Each entry below is to be extracted exactly.

--- BEGIN PROVIDED MATERIAL ---

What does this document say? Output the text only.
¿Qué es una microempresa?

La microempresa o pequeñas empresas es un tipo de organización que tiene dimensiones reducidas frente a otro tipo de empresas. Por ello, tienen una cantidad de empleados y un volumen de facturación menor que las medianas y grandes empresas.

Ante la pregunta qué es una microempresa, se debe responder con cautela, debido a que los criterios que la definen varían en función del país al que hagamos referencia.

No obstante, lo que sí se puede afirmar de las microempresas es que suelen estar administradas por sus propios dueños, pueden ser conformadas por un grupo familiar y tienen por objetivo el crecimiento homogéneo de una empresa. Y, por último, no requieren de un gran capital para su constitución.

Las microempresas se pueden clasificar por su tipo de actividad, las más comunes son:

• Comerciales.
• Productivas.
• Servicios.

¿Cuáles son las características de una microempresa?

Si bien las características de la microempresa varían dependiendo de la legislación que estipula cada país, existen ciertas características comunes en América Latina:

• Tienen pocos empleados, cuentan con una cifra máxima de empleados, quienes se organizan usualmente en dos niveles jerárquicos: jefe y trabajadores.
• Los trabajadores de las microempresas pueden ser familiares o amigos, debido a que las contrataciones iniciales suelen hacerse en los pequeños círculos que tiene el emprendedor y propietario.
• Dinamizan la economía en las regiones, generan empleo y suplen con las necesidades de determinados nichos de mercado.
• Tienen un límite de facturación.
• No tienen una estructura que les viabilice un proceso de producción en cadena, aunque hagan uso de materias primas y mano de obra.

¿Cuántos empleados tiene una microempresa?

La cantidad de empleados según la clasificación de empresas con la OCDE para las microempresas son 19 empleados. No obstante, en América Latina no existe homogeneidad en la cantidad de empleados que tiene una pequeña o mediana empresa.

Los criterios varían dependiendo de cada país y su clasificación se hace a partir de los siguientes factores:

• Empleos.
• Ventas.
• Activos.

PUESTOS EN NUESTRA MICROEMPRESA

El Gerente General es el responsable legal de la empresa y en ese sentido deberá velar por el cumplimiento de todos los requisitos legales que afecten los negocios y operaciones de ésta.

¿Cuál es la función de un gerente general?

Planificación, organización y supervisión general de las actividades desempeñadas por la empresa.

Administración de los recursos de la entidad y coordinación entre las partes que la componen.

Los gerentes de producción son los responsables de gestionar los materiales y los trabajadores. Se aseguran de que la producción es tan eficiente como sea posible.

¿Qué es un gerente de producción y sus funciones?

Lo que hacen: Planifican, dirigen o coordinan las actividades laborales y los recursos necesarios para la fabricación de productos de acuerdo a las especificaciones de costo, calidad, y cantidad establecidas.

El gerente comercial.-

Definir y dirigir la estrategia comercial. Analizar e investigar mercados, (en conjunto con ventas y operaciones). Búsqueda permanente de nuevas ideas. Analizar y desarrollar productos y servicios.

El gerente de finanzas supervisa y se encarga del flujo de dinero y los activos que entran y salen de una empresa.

--- END PROVIDED MATERIAL ---

ANSWER FOR THE TASK
What does this document say? Output the text only.
¿Qué es una microempresa?

La microempresa o pequeñas empresas es un tipo de organización que tiene dimensiones reducidas frente a otro tipo de empresas. Por ello, tienen una cantidad de empleados y un volumen de facturación menor que las medianas y grandes empresas.

Ante la pregunta qué es una microempresa, se debe responder con cautela, debido a que los criterios que la definen varían en función del país al que hagamos referencia.

No obstante, lo que sí se puede afirmar de las microempresas es que suelen estar administradas por sus propios dueños, pueden ser conformadas por un grupo familiar y tienen por objetivo el crecimiento homogéneo de una empresa. Y, por último, no requieren de un gran capital para su constitución.

Las microempresas se pueden clasificar por su tipo de actividad, las más comunes son:

• Comerciales.
• Productivas.
• Servicios.

¿Cuáles son las características de una microempresa?

Si bien las características de la microempresa varían dependiendo de la legislación que estipula cada país, existen ciertas características comunes en América Latina:

• Tienen pocos empleados, cuentan con una cifra máxima de empleados, quienes se organizan usualmente en dos niveles jerárquicos: jefe y trabajadores.
• Los trabajadores de las microempresas pueden ser familiares o amigos, debido a que las contrataciones iniciales suelen hacerse en los pequeños círculos que tiene el emprendedor y propietario.
• Dinamizan la economía en las regiones, generan empleo y suplen con las necesidades de determinados nichos de mercado.
• Tienen un límite de facturación.
• No tienen una estructura que les viabilice un proceso de producción en cadena, aunque hagan uso de materias primas y mano de obra.

¿Cuántos empleados tiene una microempresa?

La cantidad de empleados según la clasificación de empresas con la OCDE para las microempresas son 19 empleados. No obstante, en América Latina no existe homogeneidad en la cantidad de empleados que tiene una pequeña o mediana empresa.

Los criterios varían dependiendo de cada país y su clasificación se hace a partir de los siguientes factores:

• Empleos.
• Ventas.
• Activos.

PUESTOS EN NUESTRA MICROEMPRESA

El Gerente General es el responsable legal de la empresa y en ese sentido deberá velar por el cumplimiento de todos los requisitos legales que afecten los negocios y operaciones de ésta.

¿Cuál es la función de un gerente general?

Planificación, organización y supervisión general de las actividades desempeñadas por la empresa.

Administración de los recursos de la entidad y coordinación entre las partes que la componen.

Los gerentes de producción son los responsables de gestionar los materiales y los trabajadores. Se aseguran de que la producción es tan eficiente como sea posible.

¿Qué es un gerente de producción y sus funciones?

Lo que hacen: Planifican, dirigen o coordinan las actividades laborales y los recursos necesarios para la fabricación de productos de acuerdo a las especificaciones de costo, calidad, y cantidad establecidas.

El gerente comercial.-

Definir y dirigir la estrategia comercial. Analizar e investigar mercados, (en conjunto con ventas y operaciones). Búsqueda permanente de nuevas ideas. Analizar y desarrollar productos y servicios.

El gerente de finanzas supervisa y se encarga del flujo de dinero y los activos que entran y salen de una empresa.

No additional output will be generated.